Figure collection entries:
################
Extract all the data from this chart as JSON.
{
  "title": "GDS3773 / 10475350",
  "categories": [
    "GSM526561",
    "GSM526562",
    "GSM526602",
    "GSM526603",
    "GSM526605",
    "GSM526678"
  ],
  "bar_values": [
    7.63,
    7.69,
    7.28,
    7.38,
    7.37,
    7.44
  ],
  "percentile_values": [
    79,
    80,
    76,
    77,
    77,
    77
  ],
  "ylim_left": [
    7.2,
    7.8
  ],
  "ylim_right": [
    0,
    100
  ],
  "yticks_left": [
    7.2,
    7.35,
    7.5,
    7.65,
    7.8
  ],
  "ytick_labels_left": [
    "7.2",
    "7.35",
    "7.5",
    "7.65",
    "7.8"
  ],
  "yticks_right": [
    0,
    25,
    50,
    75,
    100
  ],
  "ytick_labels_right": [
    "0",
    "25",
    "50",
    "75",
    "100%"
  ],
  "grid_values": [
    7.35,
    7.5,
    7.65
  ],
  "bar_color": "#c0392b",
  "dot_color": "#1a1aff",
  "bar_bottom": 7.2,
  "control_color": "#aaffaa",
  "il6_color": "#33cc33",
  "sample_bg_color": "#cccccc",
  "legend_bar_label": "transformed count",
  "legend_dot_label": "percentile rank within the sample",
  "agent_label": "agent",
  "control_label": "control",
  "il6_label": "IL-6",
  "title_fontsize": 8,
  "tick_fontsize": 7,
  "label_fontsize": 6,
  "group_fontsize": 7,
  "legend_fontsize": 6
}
################
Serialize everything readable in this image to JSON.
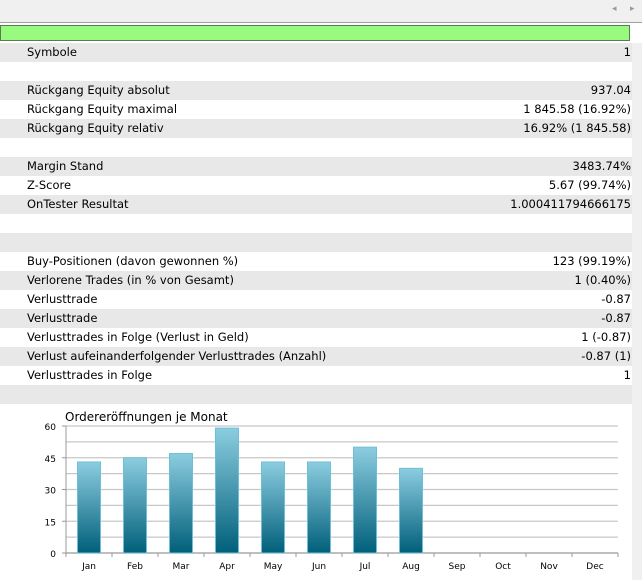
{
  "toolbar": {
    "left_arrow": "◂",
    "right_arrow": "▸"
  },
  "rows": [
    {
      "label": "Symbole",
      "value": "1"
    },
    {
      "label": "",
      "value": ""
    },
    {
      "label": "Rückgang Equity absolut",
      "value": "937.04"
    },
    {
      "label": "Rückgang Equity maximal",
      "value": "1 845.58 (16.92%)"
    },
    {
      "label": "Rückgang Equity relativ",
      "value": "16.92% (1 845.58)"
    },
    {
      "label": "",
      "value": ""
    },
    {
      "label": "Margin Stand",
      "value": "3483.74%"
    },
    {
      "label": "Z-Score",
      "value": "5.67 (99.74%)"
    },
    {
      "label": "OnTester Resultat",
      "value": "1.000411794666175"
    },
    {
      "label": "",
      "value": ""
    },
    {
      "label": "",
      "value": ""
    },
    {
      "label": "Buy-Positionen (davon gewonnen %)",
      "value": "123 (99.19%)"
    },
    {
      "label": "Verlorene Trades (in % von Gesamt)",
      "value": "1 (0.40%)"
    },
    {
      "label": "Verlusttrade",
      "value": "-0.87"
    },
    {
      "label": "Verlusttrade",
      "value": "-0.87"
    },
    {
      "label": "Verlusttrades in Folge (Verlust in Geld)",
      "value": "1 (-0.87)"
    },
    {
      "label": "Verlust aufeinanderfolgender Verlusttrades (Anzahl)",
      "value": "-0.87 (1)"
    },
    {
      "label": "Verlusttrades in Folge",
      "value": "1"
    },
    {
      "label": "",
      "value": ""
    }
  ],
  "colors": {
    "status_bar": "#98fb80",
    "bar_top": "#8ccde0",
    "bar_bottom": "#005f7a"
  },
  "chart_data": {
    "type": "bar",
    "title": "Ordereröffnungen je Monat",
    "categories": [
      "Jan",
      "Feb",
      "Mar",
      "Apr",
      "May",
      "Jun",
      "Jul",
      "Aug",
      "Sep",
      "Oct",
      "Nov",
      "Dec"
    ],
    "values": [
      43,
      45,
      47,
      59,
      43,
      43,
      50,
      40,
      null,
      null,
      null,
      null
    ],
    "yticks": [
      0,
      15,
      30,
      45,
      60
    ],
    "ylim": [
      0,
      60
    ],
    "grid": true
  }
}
################
→ Given request:
Identify the lines of the data that contain the word "this". Copy each of them.

→ Exercise result:
Extract all the data from this chart as JSON.
Serialize everything readable in this image to JSON.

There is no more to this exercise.